(Exercise instructions):
Write out all lines holding the word "JSON".

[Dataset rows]
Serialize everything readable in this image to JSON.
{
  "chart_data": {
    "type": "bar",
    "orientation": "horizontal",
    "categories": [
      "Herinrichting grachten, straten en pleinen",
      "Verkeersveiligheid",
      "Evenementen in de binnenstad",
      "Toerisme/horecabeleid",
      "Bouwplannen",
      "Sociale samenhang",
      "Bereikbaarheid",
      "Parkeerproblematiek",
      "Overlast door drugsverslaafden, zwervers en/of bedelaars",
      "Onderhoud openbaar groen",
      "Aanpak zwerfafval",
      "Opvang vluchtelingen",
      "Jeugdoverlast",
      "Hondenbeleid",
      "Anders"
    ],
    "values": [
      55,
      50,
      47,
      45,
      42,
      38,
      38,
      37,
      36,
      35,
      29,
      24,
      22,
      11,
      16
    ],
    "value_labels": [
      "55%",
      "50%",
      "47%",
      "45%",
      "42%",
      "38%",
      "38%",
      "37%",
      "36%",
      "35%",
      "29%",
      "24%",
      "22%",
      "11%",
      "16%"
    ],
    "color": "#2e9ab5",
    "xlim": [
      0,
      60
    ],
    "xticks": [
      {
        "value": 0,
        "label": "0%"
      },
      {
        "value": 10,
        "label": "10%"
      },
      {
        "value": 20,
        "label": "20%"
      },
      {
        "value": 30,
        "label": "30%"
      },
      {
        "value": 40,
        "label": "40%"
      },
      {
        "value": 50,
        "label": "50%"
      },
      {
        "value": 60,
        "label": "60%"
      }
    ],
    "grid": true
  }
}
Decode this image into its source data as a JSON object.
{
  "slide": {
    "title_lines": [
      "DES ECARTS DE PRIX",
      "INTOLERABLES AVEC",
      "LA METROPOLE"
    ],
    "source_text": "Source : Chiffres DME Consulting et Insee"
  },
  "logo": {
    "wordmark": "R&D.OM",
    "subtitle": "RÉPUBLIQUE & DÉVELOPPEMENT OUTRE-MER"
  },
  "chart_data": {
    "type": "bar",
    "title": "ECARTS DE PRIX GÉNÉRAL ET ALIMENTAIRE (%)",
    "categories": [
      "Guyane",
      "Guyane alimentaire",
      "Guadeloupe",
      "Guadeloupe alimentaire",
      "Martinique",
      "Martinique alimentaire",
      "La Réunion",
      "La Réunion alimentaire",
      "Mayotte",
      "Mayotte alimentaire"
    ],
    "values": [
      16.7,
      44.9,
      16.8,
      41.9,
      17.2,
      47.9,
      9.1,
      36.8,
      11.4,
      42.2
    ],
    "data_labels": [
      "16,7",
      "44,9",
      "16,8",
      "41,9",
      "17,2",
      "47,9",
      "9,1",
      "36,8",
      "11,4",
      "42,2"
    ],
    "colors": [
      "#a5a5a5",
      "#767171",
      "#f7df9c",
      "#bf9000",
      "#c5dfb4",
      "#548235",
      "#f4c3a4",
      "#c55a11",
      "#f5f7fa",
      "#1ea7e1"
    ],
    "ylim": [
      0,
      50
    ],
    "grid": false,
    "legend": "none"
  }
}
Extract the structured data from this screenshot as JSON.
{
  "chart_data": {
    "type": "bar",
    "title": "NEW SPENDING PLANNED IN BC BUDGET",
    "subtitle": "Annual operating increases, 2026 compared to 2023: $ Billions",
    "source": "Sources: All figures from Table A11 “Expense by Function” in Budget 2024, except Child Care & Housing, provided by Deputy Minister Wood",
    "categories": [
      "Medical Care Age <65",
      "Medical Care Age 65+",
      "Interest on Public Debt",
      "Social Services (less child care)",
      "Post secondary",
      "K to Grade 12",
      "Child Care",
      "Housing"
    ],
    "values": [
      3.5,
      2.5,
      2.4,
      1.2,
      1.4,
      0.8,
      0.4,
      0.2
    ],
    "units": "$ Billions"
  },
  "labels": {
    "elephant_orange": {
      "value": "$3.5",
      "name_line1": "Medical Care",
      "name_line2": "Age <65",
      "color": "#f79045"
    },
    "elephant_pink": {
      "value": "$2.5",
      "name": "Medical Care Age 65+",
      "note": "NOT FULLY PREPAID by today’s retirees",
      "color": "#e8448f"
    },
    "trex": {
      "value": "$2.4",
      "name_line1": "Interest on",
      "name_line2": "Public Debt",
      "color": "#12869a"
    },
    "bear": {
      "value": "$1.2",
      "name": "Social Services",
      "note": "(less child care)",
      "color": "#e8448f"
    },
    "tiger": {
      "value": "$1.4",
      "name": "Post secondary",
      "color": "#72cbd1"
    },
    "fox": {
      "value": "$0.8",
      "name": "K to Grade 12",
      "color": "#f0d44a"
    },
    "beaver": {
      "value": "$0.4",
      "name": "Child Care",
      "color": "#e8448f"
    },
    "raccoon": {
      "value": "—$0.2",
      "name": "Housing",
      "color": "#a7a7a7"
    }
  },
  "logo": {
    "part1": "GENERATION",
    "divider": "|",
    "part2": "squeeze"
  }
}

(Answer to this problem):
Serialize everything readable in this image to JSON.
Decode this image into its source data as a JSON object.
Extract the structured data from this screenshot as JSON.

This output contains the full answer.